Leave out the pictures; transcribe all else exactly.

*DATASET RECORDS*:
━━━━━━━━━━━━━━━━━━━━
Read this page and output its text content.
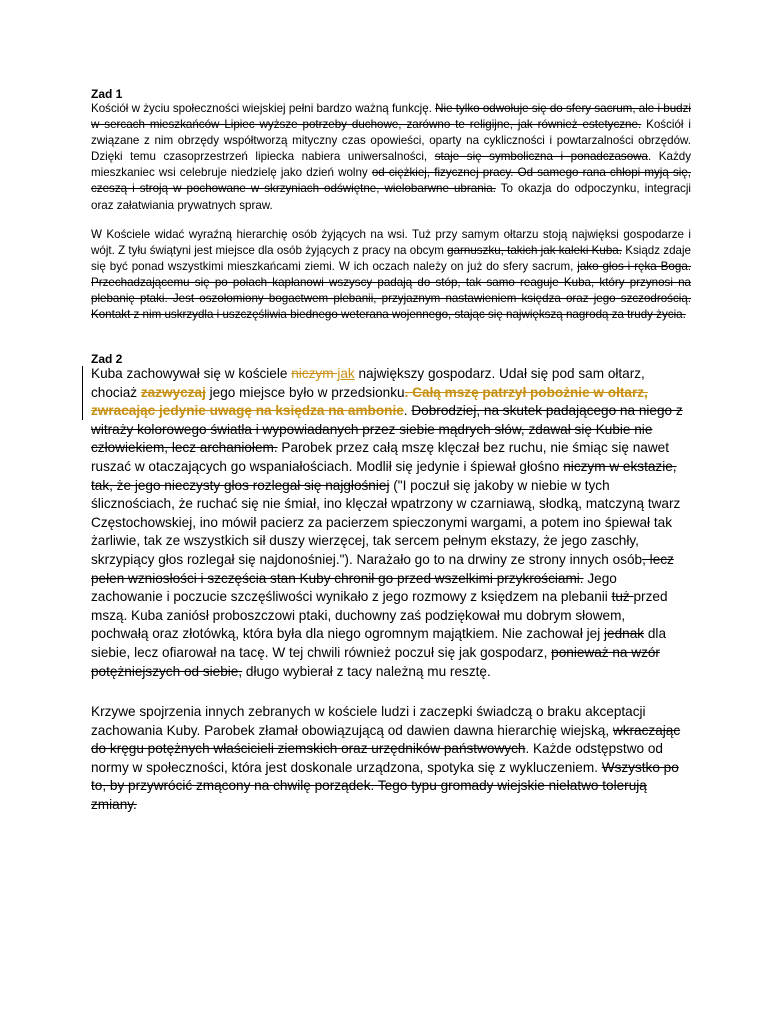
Zad 1

Kościół w życiu społeczności wiejskiej pełni bardzo ważną funkcję. Nie tylko odwołuje się do sfery sacrum, ale i budzi w sercach mieszkańców Lipiec wyższe potrzeby duchowe, zarówno te religijne, jak również estetyczne. Kościół i związane z nim obrzędy współtworzą mityczny czas opowieści, oparty na cykliczności i powtarzalności obrzędów. Dzięki temu czasoprzestrzeń lipiecka nabiera uniwersalności, staje się symboliczna i ponadczasowa. Każdy mieszkaniec wsi celebruje niedzielę jako dzień wolny od ciężkiej, fizycznej pracy. Od samego rana chłopi myją się, czeszą i stroją w pochowane w skrzyniach odświętne, wielobarwne ubrania. To okazja do odpoczynku, integracji oraz załatwiania prywatnych spraw.

W Kościele widać wyraźną hierarchię osób żyjących na wsi. Tuż przy samym ołtarzu stoją najwięksi gospodarze i wójt. Z tyłu świątyni jest miejsce dla osób żyjących z pracy na obcym garnuszku, takich jak kaleki Kuba. Ksiądz zdaje się być ponad wszystkimi mieszkańcami ziemi. W ich oczach należy on już do sfery sacrum, jako głos i ręka Boga. Przechadzającemu się po polach kapłanowi wszyscy padają do stóp, tak samo reaguje Kuba, który przynosi na plebanię ptaki. Jest oszołomiony bogactwem plebanii, przyjaznym nastawieniem księdza oraz jego szczodrością. Kontakt z nim uskrzydla i uszczęśliwia biednego weterana wojennego, stając się największą nagrodą za trudy życia.

Zad 2

Kuba zachowywał się w kościele niczym jak największy gospodarz. Udał się pod sam ołtarz, chociaż zazwyczaj jego miejsce było w przedsionku. Całą mszę patrzył pobożnie w ołtarz, zwracając jedynie uwagę na księdza na ambonie. Dobrodziej, na skutek padającego na niego z witraży kolorowego światła i wypowiadanych przez siebie mądrych słów, zdawał się Kubie nie człowiekiem, lecz archaniołem. Parobek przez całą mszę klęczał bez ruchu, nie śmiąc się nawet ruszać w otaczających go wspaniałościach. Modlił się jedynie i śpiewał głośno niczym w ekstazie, tak, że jego nieczysty głos rozlegał się najgłośniej ("I poczuł się jakoby w niebie w tych ślicznościach, że ruchać się nie śmiał, ino klęczał wpatrzony w czarniawą, słodką, matczyną twarz Częstochowskiej, ino mówił pacierz za pacierzem spieczonymi wargami, a potem ino śpiewał tak żarliwie, tak ze wszystkich sił duszy wierzęcej, tak sercem pełnym ekstazy, że jego zaschły, skrzypiący głos rozlegał się najdonośniej."). Narażało go to na drwiny ze strony innych osób, lecz pełen wzniosłości i szczęścia stan Kuby chronił go przed wszelkimi przykrościami. Jego zachowanie i poczucie szczęśliwości wynikało z jego rozmowy z księdzem na plebanii tuż przed mszą. Kuba zaniósł proboszczowi ptaki, duchowny zaś podziękował mu dobrym słowem, pochwałą oraz złotówką, która była dla niego ogromnym majątkiem. Nie zachował jej jednak dla siebie, lecz ofiarował na tacę. W tej chwili również poczuł się jak gospodarz, ponieważ na wzór potężniejszych od siebie, długo wybierał z tacy należną mu resztę.

Krzywe spojrzenia innych zebranych w kościele ludzi i zaczepki świadczą o braku akceptacji zachowania Kuby. Parobek złamał obowiązującą od dawien dawna hierarchię wiejską, wkraczając do kręgu potężnych właścicieli ziemskich oraz urzędników państwowych. Każde odstępstwo od normy w społeczności, która jest doskonale urządzona, spotyka się z wykluczeniem. Wszystko po to, by przywrócić zmącony na chwilę porządek. Tego typu gromady wiejskie niełatwo tolerują zmiany.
━━━━━━━━━━━━━━━━━━━━
*WORKED ANSWER*:
Read this page and output its text content.
Zad 1

Kościół w życiu społeczności wiejskiej pełni bardzo ważną funkcję. Nie tylko odwołuje się do sfery sacrum, ale i budzi w sercach mieszkańców Lipiec wyższe potrzeby duchowe, zarówno te religijne, jak również estetyczne. Kościół i związane z nim obrzędy współtworzą mityczny czas opowieści, oparty na cykliczności i powtarzalności obrzędów. Dzięki temu czasoprzestrzeń lipiecka nabiera uniwersalności, staje się symboliczna i ponadczasowa. Każdy mieszkaniec wsi celebruje niedzielę jako dzień wolny od ciężkiej, fizycznej pracy. Od samego rana chłopi myją się, czeszą i stroją w pochowane w skrzyniach odświętne, wielobarwne ubrania. To okazja do odpoczynku, integracji oraz załatwiania prywatnych spraw.

W Kościele widać wyraźną hierarchię osób żyjących na wsi. Tuż przy samym ołtarzu stoją najwięksi gospodarze i wójt. Z tyłu świątyni jest miejsce dla osób żyjących z pracy na obcym garnuszku, takich jak kaleki Kuba. Ksiądz zdaje się być ponad wszystkimi mieszkańcami ziemi. W ich oczach należy on już do sfery sacrum, jako głos i ręka Boga. Przechadzającemu się po polach kapłanowi wszyscy padają do stóp, tak samo reaguje Kuba, który przynosi na plebanię ptaki. Jest oszołomiony bogactwem plebanii, przyjaznym nastawieniem księdza oraz jego szczodrością. Kontakt z nim uskrzydla i uszczęśliwia biednego weterana wojennego, stając się największą nagrodą za trudy życia.

Zad 2

Kuba zachowywał się w kościele niczym jak największy gospodarz. Udał się pod sam ołtarz, chociaż zazwyczaj jego miejsce było w przedsionku. Całą mszę patrzył pobożnie w ołtarz, zwracając jedynie uwagę na księdza na ambonie. Dobrodziej, na skutek padającego na niego z witraży kolorowego światła i wypowiadanych przez siebie mądrych słów, zdawał się Kubie nie człowiekiem, lecz archaniołem. Parobek przez całą mszę klęczał bez ruchu, nie śmiąc się nawet ruszać w otaczających go wspaniałościach. Modlił się jedynie i śpiewał głośno niczym w ekstazie, tak, że jego nieczysty głos rozlegał się najgłośniej ("I poczuł się jakoby w niebie w tych ślicznościach, że ruchać się nie śmiał, ino klęczał wpatrzony w czarniawą, słodką, matczyną twarz Częstochowskiej, ino mówił pacierz za pacierzem spieczonymi wargami, a potem ino śpiewał tak żarliwie, tak ze wszystkich sił duszy wierzęcej, tak sercem pełnym ekstazy, że jego zaschły, skrzypiący głos rozlegał się najdonośniej."). Narażało go to na drwiny ze strony innych osób, lecz pełen wzniosłości i szczęścia stan Kuby chronił go przed wszelkimi przykrościami. Jego zachowanie i poczucie szczęśliwości wynikało z jego rozmowy z księdzem na plebanii tuż przed mszą. Kuba zaniósł proboszczowi ptaki, duchowny zaś podziękował mu dobrym słowem, pochwałą oraz złotówką, która była dla niego ogromnym majątkiem. Nie zachował jej jednak dla siebie, lecz ofiarował na tacę. W tej chwili również poczuł się jak gospodarz, ponieważ na wzór potężniejszych od siebie, długo wybierał z tacy należną mu resztę.

Krzywe spojrzenia innych zebranych w kościele ludzi i zaczepki świadczą o braku akceptacji zachowania Kuby. Parobek złamał obowiązującą od dawien dawna hierarchię wiejską, wkraczając do kręgu potężnych właścicieli ziemskich oraz urzędników państwowych. Każde odstępstwo od normy w społeczności, która jest doskonale urządzona, spotyka się z wykluczeniem. Wszystko po to, by przywrócić zmącony na chwilę porządek. Tego typu gromady wiejskie niełatwo tolerują zmiany.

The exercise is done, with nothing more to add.